-- DATASET EXCERPTS start --

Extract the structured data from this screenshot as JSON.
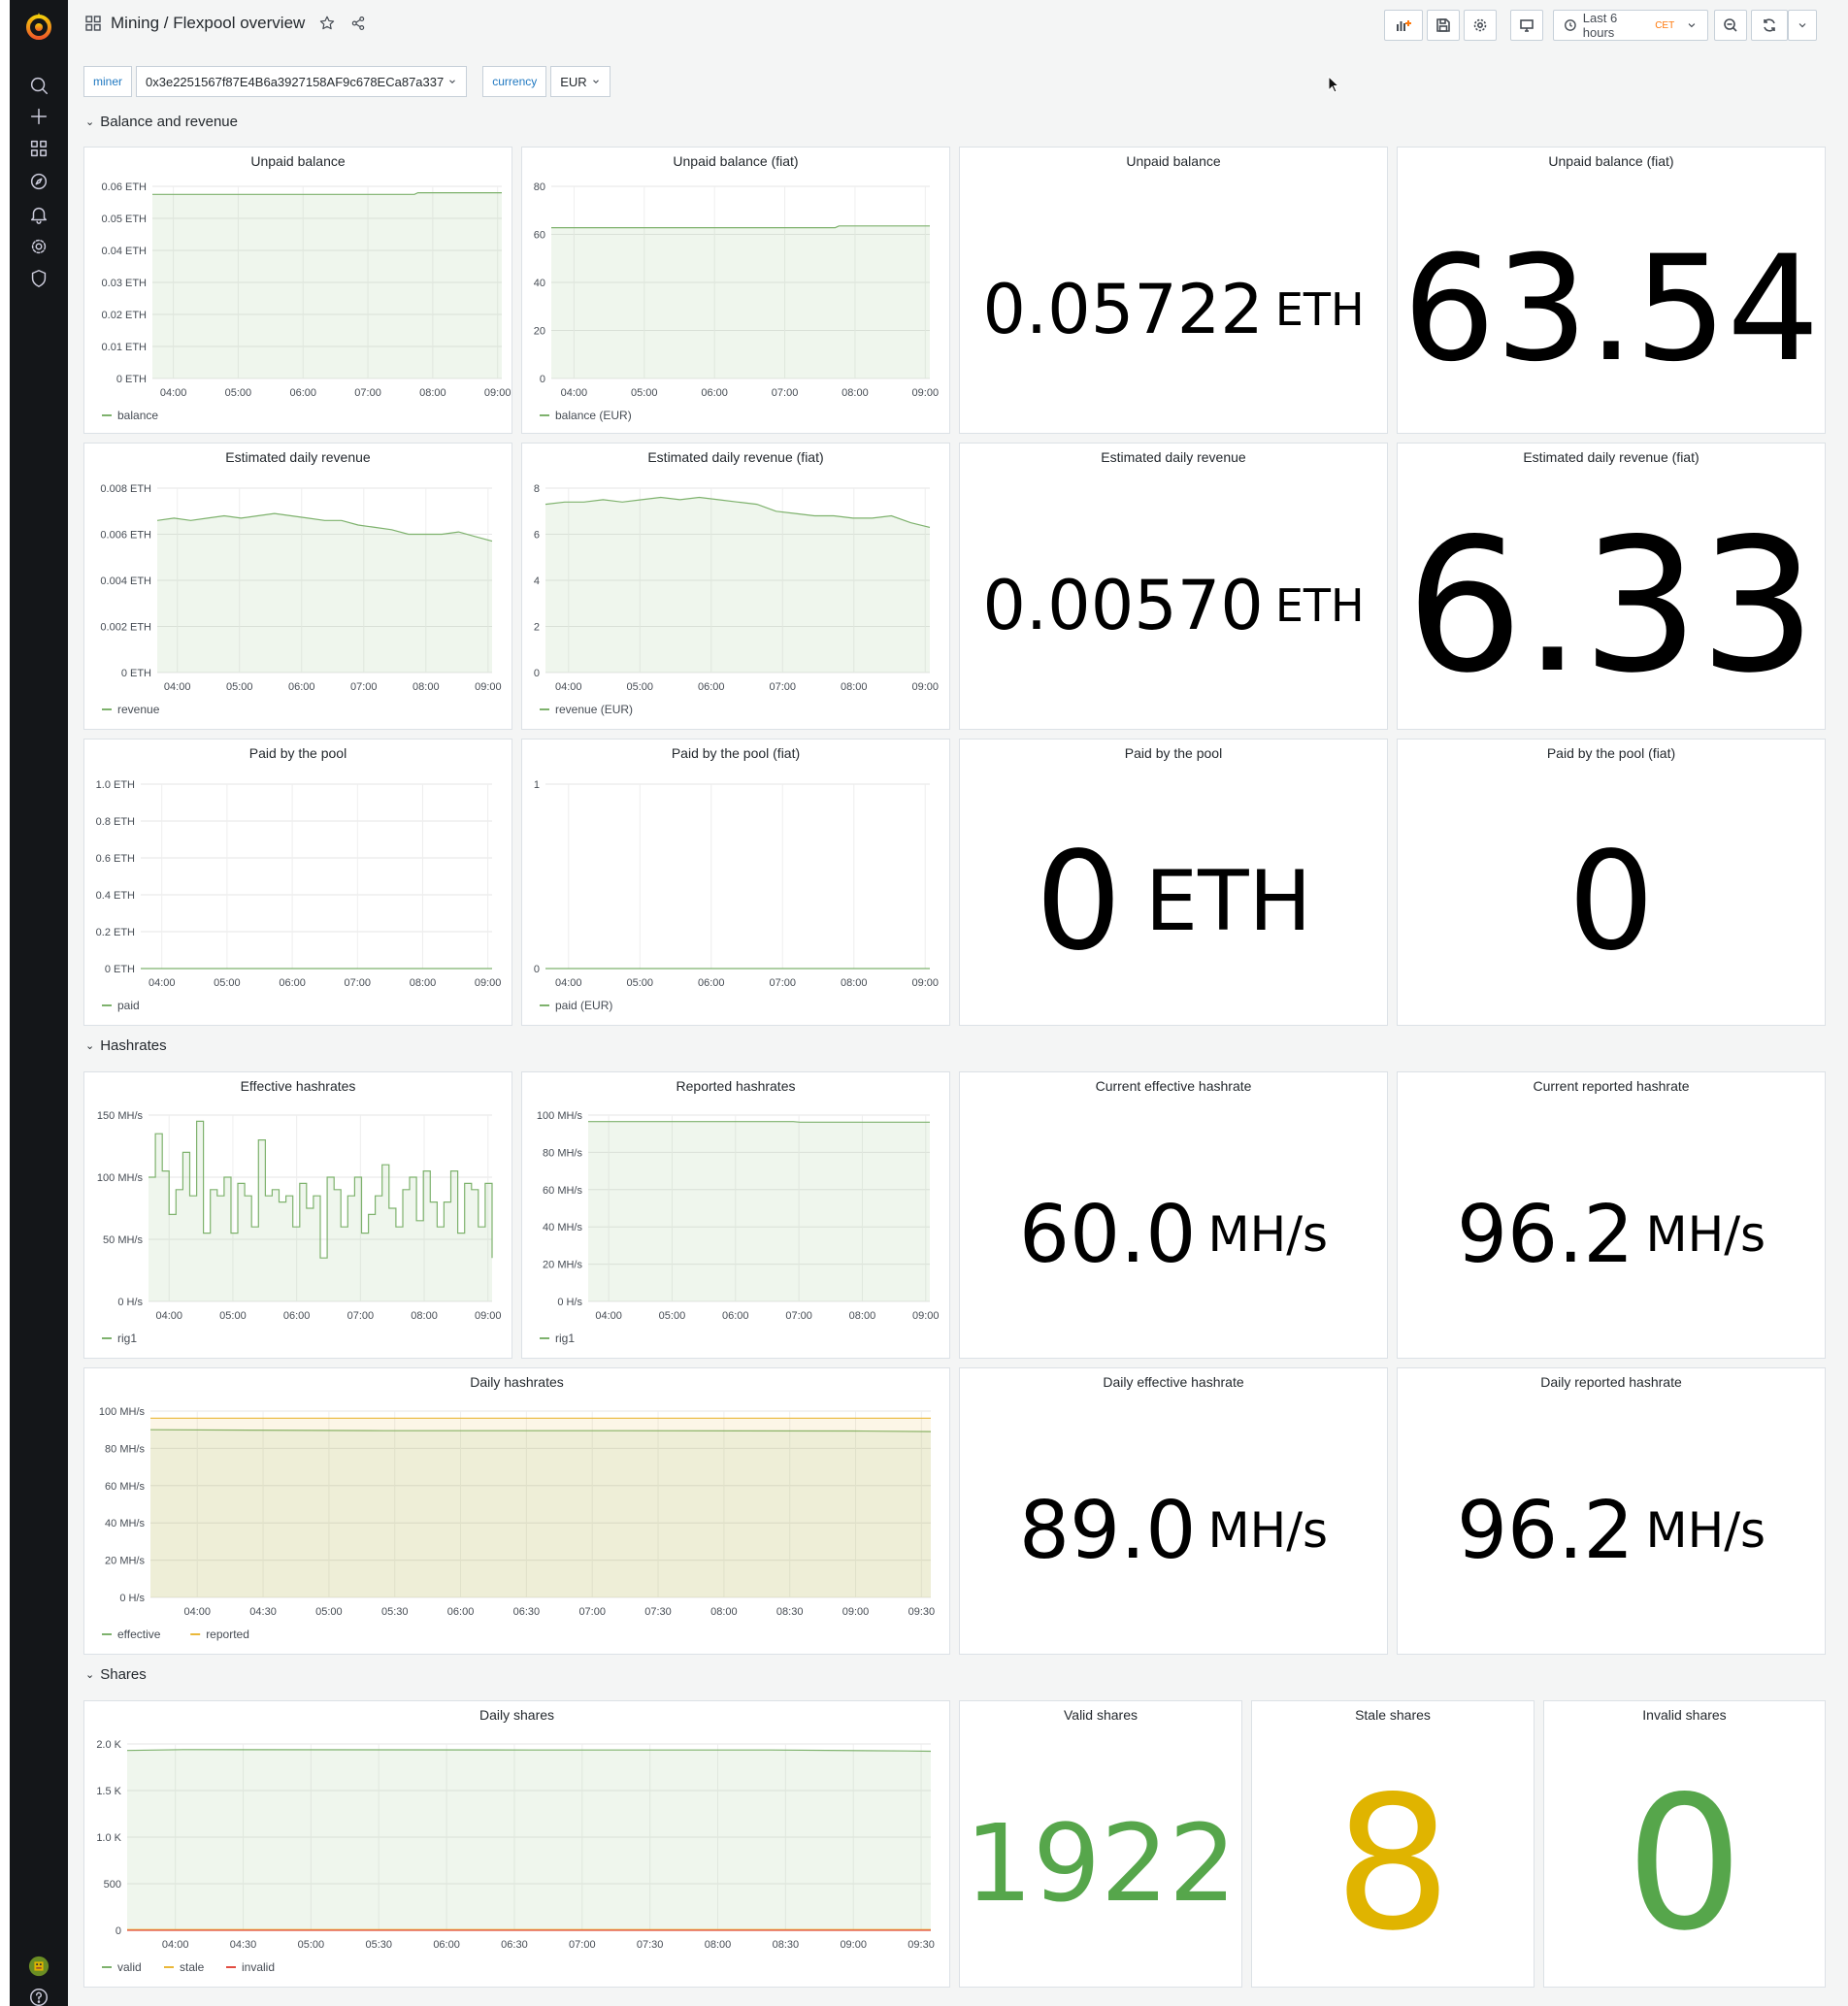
{
  "header": {
    "title": "Mining / Flexpool overview",
    "time_range": "Last 6 hours",
    "timezone": "CET"
  },
  "variables": [
    {
      "label": "miner",
      "value": "0x3e2251567f87E4B6a3927158AF9c678ECa87a337"
    },
    {
      "label": "currency",
      "value": "EUR"
    }
  ],
  "rows": {
    "balance": "Balance and revenue",
    "hashrates": "Hashrates",
    "shares": "Shares"
  },
  "colors": {
    "series_green": "#7eb26d",
    "series_yellow": "#eab839",
    "series_red": "#e24d42",
    "stat_green": "#56a64b",
    "stat_yellow": "#e0b400"
  },
  "panels": {
    "unpaid_stat": {
      "title": "Unpaid balance",
      "value": "0.05722",
      "unit": "ETH"
    },
    "unpaid_fiat_stat": {
      "title": "Unpaid balance (fiat)",
      "value": "63.54",
      "unit": ""
    },
    "revenue_stat": {
      "title": "Estimated daily revenue",
      "value": "0.00570",
      "unit": "ETH"
    },
    "revenue_fiat_stat": {
      "title": "Estimated daily revenue (fiat)",
      "value": "6.33",
      "unit": ""
    },
    "paid_stat": {
      "title": "Paid by the pool",
      "value": "0",
      "unit": "ETH"
    },
    "paid_fiat_stat": {
      "title": "Paid by the pool (fiat)",
      "value": "0",
      "unit": ""
    },
    "cur_eff_stat": {
      "title": "Current effective hashrate",
      "value": "60.0",
      "unit": "MH/s"
    },
    "cur_rep_stat": {
      "title": "Current reported hashrate",
      "value": "96.2",
      "unit": "MH/s"
    },
    "daily_eff_stat": {
      "title": "Daily effective hashrate",
      "value": "89.0",
      "unit": "MH/s"
    },
    "daily_rep_stat": {
      "title": "Daily reported hashrate",
      "value": "96.2",
      "unit": "MH/s"
    },
    "valid_stat": {
      "title": "Valid shares",
      "value": "1922",
      "unit": ""
    },
    "stale_stat": {
      "title": "Stale shares",
      "value": "8",
      "unit": ""
    },
    "invalid_stat": {
      "title": "Invalid shares",
      "value": "0",
      "unit": ""
    }
  },
  "chart_data": [
    {
      "id": "unpaid",
      "type": "area",
      "title": "Unpaid balance",
      "x_ticks": [
        "04:00",
        "05:00",
        "06:00",
        "07:00",
        "08:00",
        "09:00"
      ],
      "y_ticks": [
        "0 ETH",
        "0.01 ETH",
        "0.02 ETH",
        "0.03 ETH",
        "0.04 ETH",
        "0.05 ETH",
        "0.06 ETH"
      ],
      "ylim": [
        0,
        0.06
      ],
      "series": [
        {
          "name": "balance",
          "color": "#7eb26d",
          "fill": true,
          "x": [
            0,
            0.75,
            0.76,
            1
          ],
          "y": [
            0.0575,
            0.0575,
            0.058,
            0.058
          ]
        }
      ]
    },
    {
      "id": "unpaid_fiat",
      "type": "area",
      "title": "Unpaid balance (fiat)",
      "x_ticks": [
        "04:00",
        "05:00",
        "06:00",
        "07:00",
        "08:00",
        "09:00"
      ],
      "y_ticks": [
        "0",
        "20",
        "40",
        "60",
        "80"
      ],
      "ylim": [
        0,
        80
      ],
      "series": [
        {
          "name": "balance (EUR)",
          "color": "#7eb26d",
          "fill": true,
          "x": [
            0,
            0.75,
            0.76,
            1
          ],
          "y": [
            62.8,
            62.8,
            63.5,
            63.5
          ]
        }
      ]
    },
    {
      "id": "revenue",
      "type": "area",
      "title": "Estimated daily revenue",
      "x_ticks": [
        "04:00",
        "05:00",
        "06:00",
        "07:00",
        "08:00",
        "09:00"
      ],
      "y_ticks": [
        "0 ETH",
        "0.002 ETH",
        "0.004 ETH",
        "0.006 ETH",
        "0.008 ETH"
      ],
      "ylim": [
        0,
        0.008
      ],
      "series": [
        {
          "name": "revenue",
          "color": "#7eb26d",
          "fill": true,
          "x": [
            0,
            0.05,
            0.1,
            0.15,
            0.2,
            0.25,
            0.3,
            0.35,
            0.4,
            0.45,
            0.5,
            0.55,
            0.6,
            0.65,
            0.7,
            0.75,
            0.8,
            0.85,
            0.9,
            0.95,
            1
          ],
          "y": [
            0.0066,
            0.0067,
            0.0066,
            0.0067,
            0.0068,
            0.0067,
            0.0068,
            0.0069,
            0.0068,
            0.0067,
            0.0066,
            0.0066,
            0.0064,
            0.0063,
            0.0062,
            0.006,
            0.006,
            0.006,
            0.0061,
            0.0059,
            0.0057
          ]
        }
      ]
    },
    {
      "id": "revenue_fiat",
      "type": "area",
      "title": "Estimated daily revenue (fiat)",
      "x_ticks": [
        "04:00",
        "05:00",
        "06:00",
        "07:00",
        "08:00",
        "09:00"
      ],
      "y_ticks": [
        "0",
        "2",
        "4",
        "6",
        "8"
      ],
      "ylim": [
        0,
        8
      ],
      "series": [
        {
          "name": "revenue (EUR)",
          "color": "#7eb26d",
          "fill": true,
          "x": [
            0,
            0.05,
            0.1,
            0.15,
            0.2,
            0.25,
            0.3,
            0.35,
            0.4,
            0.45,
            0.5,
            0.55,
            0.6,
            0.65,
            0.7,
            0.75,
            0.8,
            0.85,
            0.9,
            0.95,
            1
          ],
          "y": [
            7.3,
            7.4,
            7.4,
            7.5,
            7.4,
            7.5,
            7.6,
            7.5,
            7.6,
            7.5,
            7.4,
            7.3,
            7.0,
            6.9,
            6.8,
            6.8,
            6.7,
            6.7,
            6.8,
            6.5,
            6.3
          ]
        }
      ]
    },
    {
      "id": "paid",
      "type": "line",
      "title": "Paid by the pool",
      "x_ticks": [
        "04:00",
        "05:00",
        "06:00",
        "07:00",
        "08:00",
        "09:00"
      ],
      "y_ticks": [
        "0 ETH",
        "0.2 ETH",
        "0.4 ETH",
        "0.6 ETH",
        "0.8 ETH",
        "1.0 ETH"
      ],
      "ylim": [
        0,
        1
      ],
      "series": [
        {
          "name": "paid",
          "color": "#7eb26d",
          "fill": false,
          "x": [
            0,
            1
          ],
          "y": [
            0,
            0
          ]
        }
      ]
    },
    {
      "id": "paid_fiat",
      "type": "line",
      "title": "Paid by the pool (fiat)",
      "x_ticks": [
        "04:00",
        "05:00",
        "06:00",
        "07:00",
        "08:00",
        "09:00"
      ],
      "y_ticks": [
        "0",
        "1"
      ],
      "ylim": [
        0,
        1
      ],
      "series": [
        {
          "name": "paid (EUR)",
          "color": "#7eb26d",
          "fill": false,
          "x": [
            0,
            1
          ],
          "y": [
            0,
            0
          ]
        }
      ]
    },
    {
      "id": "effective",
      "type": "area",
      "title": "Effective hashrates",
      "x_ticks": [
        "04:00",
        "05:00",
        "06:00",
        "07:00",
        "08:00",
        "09:00"
      ],
      "y_ticks": [
        "0 H/s",
        "50 MH/s",
        "100 MH/s",
        "150 MH/s"
      ],
      "ylim": [
        0,
        150
      ],
      "step": true,
      "series": [
        {
          "name": "rig1",
          "color": "#7eb26d",
          "fill": true,
          "x": [
            0,
            0.02,
            0.04,
            0.06,
            0.08,
            0.1,
            0.12,
            0.14,
            0.16,
            0.18,
            0.2,
            0.22,
            0.24,
            0.26,
            0.28,
            0.3,
            0.32,
            0.34,
            0.36,
            0.38,
            0.4,
            0.42,
            0.44,
            0.46,
            0.48,
            0.5,
            0.52,
            0.54,
            0.56,
            0.58,
            0.6,
            0.62,
            0.64,
            0.66,
            0.68,
            0.7,
            0.72,
            0.74,
            0.76,
            0.78,
            0.8,
            0.82,
            0.84,
            0.86,
            0.88,
            0.9,
            0.92,
            0.94,
            0.96,
            0.98,
            1
          ],
          "y": [
            100,
            135,
            105,
            70,
            90,
            120,
            85,
            145,
            55,
            90,
            85,
            100,
            55,
            95,
            85,
            60,
            130,
            85,
            90,
            80,
            85,
            60,
            95,
            75,
            85,
            35,
            100,
            90,
            60,
            85,
            100,
            55,
            70,
            85,
            110,
            75,
            60,
            90,
            100,
            65,
            105,
            80,
            60,
            80,
            105,
            55,
            95,
            90,
            60,
            95,
            35
          ]
        }
      ]
    },
    {
      "id": "reported",
      "type": "area",
      "title": "Reported hashrates",
      "x_ticks": [
        "04:00",
        "05:00",
        "06:00",
        "07:00",
        "08:00",
        "09:00"
      ],
      "y_ticks": [
        "0 H/s",
        "20 MH/s",
        "40 MH/s",
        "60 MH/s",
        "80 MH/s",
        "100 MH/s"
      ],
      "ylim": [
        0,
        100
      ],
      "series": [
        {
          "name": "rig1",
          "color": "#7eb26d",
          "fill": true,
          "x": [
            0,
            0.6,
            0.62,
            1
          ],
          "y": [
            96.5,
            96.5,
            96.2,
            96.2
          ]
        }
      ]
    },
    {
      "id": "daily_hash",
      "type": "area",
      "title": "Daily hashrates",
      "x_ticks": [
        "04:00",
        "04:30",
        "05:00",
        "05:30",
        "06:00",
        "06:30",
        "07:00",
        "07:30",
        "08:00",
        "08:30",
        "09:00",
        "09:30"
      ],
      "y_ticks": [
        "0 H/s",
        "20 MH/s",
        "40 MH/s",
        "60 MH/s",
        "80 MH/s",
        "100 MH/s"
      ],
      "ylim": [
        0,
        100
      ],
      "series": [
        {
          "name": "effective",
          "color": "#7eb26d",
          "fill": true,
          "x": [
            0,
            0.3,
            0.6,
            0.9,
            1
          ],
          "y": [
            90,
            89.5,
            89.5,
            89.3,
            89
          ]
        },
        {
          "name": "reported",
          "color": "#eab839",
          "fill": true,
          "x": [
            0,
            1
          ],
          "y": [
            96.2,
            96.2
          ]
        }
      ]
    },
    {
      "id": "daily_shares",
      "type": "area",
      "title": "Daily shares",
      "x_ticks": [
        "04:00",
        "04:30",
        "05:00",
        "05:30",
        "06:00",
        "06:30",
        "07:00",
        "07:30",
        "08:00",
        "08:30",
        "09:00",
        "09:30"
      ],
      "y_ticks": [
        "0",
        "500",
        "1.0 K",
        "1.5 K",
        "2.0 K"
      ],
      "ylim": [
        0,
        2000
      ],
      "series": [
        {
          "name": "valid",
          "color": "#7eb26d",
          "fill": true,
          "x": [
            0,
            0.07,
            0.5,
            0.8,
            0.97,
            1
          ],
          "y": [
            1930,
            1940,
            1935,
            1935,
            1925,
            1922
          ]
        },
        {
          "name": "stale",
          "color": "#eab839",
          "fill": false,
          "x": [
            0,
            1
          ],
          "y": [
            8,
            8
          ]
        },
        {
          "name": "invalid",
          "color": "#e24d42",
          "fill": false,
          "x": [
            0,
            1
          ],
          "y": [
            0,
            0
          ]
        }
      ]
    }
  ]
}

-- DATASET EXCERPTS end --

• YOUR TASK:
What is the number of lines in the data above that include the word "Current"? Answer with that number only.

• IN RESPONSE:
2